- [Instructions to follow]
Copy all lines holding the word "млрд" from the entries.
|---|
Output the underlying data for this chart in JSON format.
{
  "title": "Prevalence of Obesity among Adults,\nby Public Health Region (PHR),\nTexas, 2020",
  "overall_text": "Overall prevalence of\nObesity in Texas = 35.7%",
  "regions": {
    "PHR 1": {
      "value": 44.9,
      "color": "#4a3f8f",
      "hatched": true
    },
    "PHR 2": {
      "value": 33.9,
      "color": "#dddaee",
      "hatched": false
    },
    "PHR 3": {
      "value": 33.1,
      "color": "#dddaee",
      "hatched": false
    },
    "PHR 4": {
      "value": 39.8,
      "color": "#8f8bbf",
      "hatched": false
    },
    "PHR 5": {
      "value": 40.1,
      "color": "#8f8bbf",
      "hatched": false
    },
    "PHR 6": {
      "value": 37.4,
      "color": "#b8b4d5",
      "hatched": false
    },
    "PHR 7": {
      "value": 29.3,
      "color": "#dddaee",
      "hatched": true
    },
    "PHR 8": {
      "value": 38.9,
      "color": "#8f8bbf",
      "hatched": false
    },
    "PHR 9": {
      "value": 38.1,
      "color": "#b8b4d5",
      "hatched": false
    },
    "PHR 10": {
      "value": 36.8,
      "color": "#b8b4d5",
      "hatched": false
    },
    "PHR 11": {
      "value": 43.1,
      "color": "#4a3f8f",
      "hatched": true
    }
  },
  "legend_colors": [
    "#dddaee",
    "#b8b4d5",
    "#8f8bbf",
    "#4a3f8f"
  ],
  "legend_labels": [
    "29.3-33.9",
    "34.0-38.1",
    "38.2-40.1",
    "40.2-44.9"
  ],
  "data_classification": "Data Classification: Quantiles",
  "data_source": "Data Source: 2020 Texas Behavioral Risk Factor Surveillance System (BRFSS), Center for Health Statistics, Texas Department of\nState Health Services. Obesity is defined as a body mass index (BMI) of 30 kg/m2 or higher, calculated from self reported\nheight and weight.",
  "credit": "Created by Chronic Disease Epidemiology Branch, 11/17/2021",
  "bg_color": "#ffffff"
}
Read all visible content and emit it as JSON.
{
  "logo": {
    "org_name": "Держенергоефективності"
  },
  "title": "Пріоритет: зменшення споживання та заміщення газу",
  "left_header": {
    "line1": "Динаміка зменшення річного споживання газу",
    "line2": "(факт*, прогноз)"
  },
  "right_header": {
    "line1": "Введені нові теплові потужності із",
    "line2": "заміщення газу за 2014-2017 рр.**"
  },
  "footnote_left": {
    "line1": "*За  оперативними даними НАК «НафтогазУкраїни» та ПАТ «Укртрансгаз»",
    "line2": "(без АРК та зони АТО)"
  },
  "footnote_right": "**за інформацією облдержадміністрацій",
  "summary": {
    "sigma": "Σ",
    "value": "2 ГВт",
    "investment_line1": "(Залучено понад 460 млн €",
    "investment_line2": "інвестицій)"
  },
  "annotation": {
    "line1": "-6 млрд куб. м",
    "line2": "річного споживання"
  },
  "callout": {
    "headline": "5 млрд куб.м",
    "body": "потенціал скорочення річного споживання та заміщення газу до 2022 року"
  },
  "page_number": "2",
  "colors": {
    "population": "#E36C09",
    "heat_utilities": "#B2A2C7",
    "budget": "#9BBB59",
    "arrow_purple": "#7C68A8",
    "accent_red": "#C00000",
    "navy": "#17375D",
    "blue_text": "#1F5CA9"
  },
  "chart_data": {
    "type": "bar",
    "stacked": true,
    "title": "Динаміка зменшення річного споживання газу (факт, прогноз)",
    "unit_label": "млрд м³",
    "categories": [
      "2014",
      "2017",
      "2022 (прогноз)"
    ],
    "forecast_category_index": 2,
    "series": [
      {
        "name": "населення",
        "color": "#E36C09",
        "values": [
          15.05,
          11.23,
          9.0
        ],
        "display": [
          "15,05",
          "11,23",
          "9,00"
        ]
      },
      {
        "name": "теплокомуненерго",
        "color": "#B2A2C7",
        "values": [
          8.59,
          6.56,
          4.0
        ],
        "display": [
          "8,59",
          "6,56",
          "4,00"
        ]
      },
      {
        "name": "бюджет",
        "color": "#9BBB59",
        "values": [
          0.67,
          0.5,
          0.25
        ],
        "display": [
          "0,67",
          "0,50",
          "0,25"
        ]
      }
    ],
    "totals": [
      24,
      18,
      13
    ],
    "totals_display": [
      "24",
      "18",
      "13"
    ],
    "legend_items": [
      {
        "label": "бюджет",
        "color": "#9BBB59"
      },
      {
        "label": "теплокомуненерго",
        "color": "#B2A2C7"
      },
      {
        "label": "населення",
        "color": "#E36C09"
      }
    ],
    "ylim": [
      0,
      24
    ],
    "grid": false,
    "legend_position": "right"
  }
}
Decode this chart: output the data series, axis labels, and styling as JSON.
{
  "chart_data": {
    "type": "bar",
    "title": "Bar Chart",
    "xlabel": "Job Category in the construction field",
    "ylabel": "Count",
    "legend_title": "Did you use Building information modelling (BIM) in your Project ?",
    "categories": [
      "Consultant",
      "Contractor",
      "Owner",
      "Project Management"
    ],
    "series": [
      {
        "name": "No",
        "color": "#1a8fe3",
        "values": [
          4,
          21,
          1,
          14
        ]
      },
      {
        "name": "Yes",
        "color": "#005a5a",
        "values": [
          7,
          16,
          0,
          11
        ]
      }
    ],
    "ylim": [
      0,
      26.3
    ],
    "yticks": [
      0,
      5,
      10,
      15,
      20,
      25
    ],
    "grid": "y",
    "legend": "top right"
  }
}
|---|
- [Right answer]
    "line1": "-6 млрд куб. м",
    "headline": "5 млрд куб.м",
    "unit_label": "млрд м³",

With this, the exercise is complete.